[start]

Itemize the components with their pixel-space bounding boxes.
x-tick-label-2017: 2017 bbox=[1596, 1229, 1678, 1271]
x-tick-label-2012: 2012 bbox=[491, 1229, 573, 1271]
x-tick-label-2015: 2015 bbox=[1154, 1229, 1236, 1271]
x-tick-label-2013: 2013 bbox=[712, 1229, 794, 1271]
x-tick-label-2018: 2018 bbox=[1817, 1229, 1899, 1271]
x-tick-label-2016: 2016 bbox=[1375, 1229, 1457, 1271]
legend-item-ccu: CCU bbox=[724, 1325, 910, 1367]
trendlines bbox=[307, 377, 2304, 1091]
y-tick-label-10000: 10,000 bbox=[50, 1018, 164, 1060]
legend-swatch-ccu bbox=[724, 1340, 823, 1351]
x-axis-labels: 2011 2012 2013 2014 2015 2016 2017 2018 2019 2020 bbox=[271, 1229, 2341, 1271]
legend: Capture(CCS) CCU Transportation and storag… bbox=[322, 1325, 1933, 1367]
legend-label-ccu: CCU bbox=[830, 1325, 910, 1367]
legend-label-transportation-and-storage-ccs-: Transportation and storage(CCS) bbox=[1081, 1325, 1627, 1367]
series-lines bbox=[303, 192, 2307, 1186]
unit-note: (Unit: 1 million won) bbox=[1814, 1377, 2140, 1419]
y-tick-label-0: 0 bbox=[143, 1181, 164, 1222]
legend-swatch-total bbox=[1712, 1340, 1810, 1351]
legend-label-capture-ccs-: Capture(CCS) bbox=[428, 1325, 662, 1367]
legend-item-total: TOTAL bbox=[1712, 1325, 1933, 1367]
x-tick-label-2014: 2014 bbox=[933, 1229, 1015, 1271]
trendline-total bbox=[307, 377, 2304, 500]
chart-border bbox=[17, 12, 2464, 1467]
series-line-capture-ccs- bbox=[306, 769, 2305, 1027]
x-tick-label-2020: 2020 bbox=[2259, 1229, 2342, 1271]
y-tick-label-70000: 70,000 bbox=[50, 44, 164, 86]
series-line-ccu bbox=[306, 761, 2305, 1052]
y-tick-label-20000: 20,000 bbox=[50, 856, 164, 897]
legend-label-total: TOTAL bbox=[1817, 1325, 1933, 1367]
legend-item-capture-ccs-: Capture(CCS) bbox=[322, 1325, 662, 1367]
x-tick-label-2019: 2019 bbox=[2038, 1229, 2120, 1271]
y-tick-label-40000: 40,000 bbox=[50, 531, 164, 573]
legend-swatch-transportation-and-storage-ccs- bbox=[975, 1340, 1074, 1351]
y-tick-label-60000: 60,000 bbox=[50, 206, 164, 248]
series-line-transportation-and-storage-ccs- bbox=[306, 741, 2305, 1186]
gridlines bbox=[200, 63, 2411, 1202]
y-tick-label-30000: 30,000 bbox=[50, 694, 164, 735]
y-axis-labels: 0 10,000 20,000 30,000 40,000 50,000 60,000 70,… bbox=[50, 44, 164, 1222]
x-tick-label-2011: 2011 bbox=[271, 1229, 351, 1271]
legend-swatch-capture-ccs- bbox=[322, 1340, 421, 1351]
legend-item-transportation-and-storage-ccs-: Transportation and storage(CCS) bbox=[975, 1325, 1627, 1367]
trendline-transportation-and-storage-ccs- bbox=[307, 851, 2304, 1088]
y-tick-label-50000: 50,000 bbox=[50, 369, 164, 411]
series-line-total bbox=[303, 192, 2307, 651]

[end]

- _Short problem_
Could you copy the material above verbatim, keeping every line in its original order?

- _Complete output_
Itemize the components with their pixel-space bounding boxes.
x-tick-label-2017: 2017 bbox=[1596, 1229, 1678, 1271]
x-tick-label-2012: 2012 bbox=[491, 1229, 573, 1271]
x-tick-label-2015: 2015 bbox=[1154, 1229, 1236, 1271]
x-tick-label-2013: 2013 bbox=[712, 1229, 794, 1271]
x-tick-label-2018: 2018 bbox=[1817, 1229, 1899, 1271]
x-tick-label-2016: 2016 bbox=[1375, 1229, 1457, 1271]
legend-item-ccu: CCU bbox=[724, 1325, 910, 1367]
trendlines bbox=[307, 377, 2304, 1091]
y-tick-label-10000: 10,000 bbox=[50, 1018, 164, 1060]
legend-swatch-ccu bbox=[724, 1340, 823, 1351]
x-axis-labels: 2011 2012 2013 2014 2015 2016 2017 2018 2019 2020 bbox=[271, 1229, 2341, 1271]
legend: Capture(CCS) CCU Transportation and storag… bbox=[322, 1325, 1933, 1367]
legend-label-ccu: CCU bbox=[830, 1325, 910, 1367]
legend-label-transportation-and-storage-ccs-: Transportation and storage(CCS) bbox=[1081, 1325, 1627, 1367]
series-lines bbox=[303, 192, 2307, 1186]
unit-note: (Unit: 1 million won) bbox=[1814, 1377, 2140, 1419]
y-tick-label-0: 0 bbox=[143, 1181, 164, 1222]
legend-swatch-total bbox=[1712, 1340, 1810, 1351]
legend-label-capture-ccs-: Capture(CCS) bbox=[428, 1325, 662, 1367]
legend-item-total: TOTAL bbox=[1712, 1325, 1933, 1367]
x-tick-label-2014: 2014 bbox=[933, 1229, 1015, 1271]
trendline-total bbox=[307, 377, 2304, 500]
chart-border bbox=[17, 12, 2464, 1467]
series-line-capture-ccs- bbox=[306, 769, 2305, 1027]
x-tick-label-2020: 2020 bbox=[2259, 1229, 2342, 1271]
y-tick-label-70000: 70,000 bbox=[50, 44, 164, 86]
series-line-ccu bbox=[306, 761, 2305, 1052]
y-tick-label-20000: 20,000 bbox=[50, 856, 164, 897]
legend-label-total: TOTAL bbox=[1817, 1325, 1933, 1367]
legend-item-capture-ccs-: Capture(CCS) bbox=[322, 1325, 662, 1367]
x-tick-label-2019: 2019 bbox=[2038, 1229, 2120, 1271]
y-tick-label-40000: 40,000 bbox=[50, 531, 164, 573]
legend-swatch-transportation-and-storage-ccs- bbox=[975, 1340, 1074, 1351]
y-tick-label-60000: 60,000 bbox=[50, 206, 164, 248]
series-line-transportation-and-storage-ccs- bbox=[306, 741, 2305, 1186]
gridlines bbox=[200, 63, 2411, 1202]
y-tick-label-30000: 30,000 bbox=[50, 694, 164, 735]
y-axis-labels: 0 10,000 20,000 30,000 40,000 50,000 60,000 70,… bbox=[50, 44, 164, 1222]
x-tick-label-2011: 2011 bbox=[271, 1229, 351, 1271]
legend-swatch-capture-ccs- bbox=[322, 1340, 421, 1351]
legend-item-transportation-and-storage-ccs-: Transportation and storage(CCS) bbox=[975, 1325, 1627, 1367]
trendline-transportation-and-storage-ccs- bbox=[307, 851, 2304, 1088]
y-tick-label-50000: 50,000 bbox=[50, 369, 164, 411]
series-line-total bbox=[303, 192, 2307, 651]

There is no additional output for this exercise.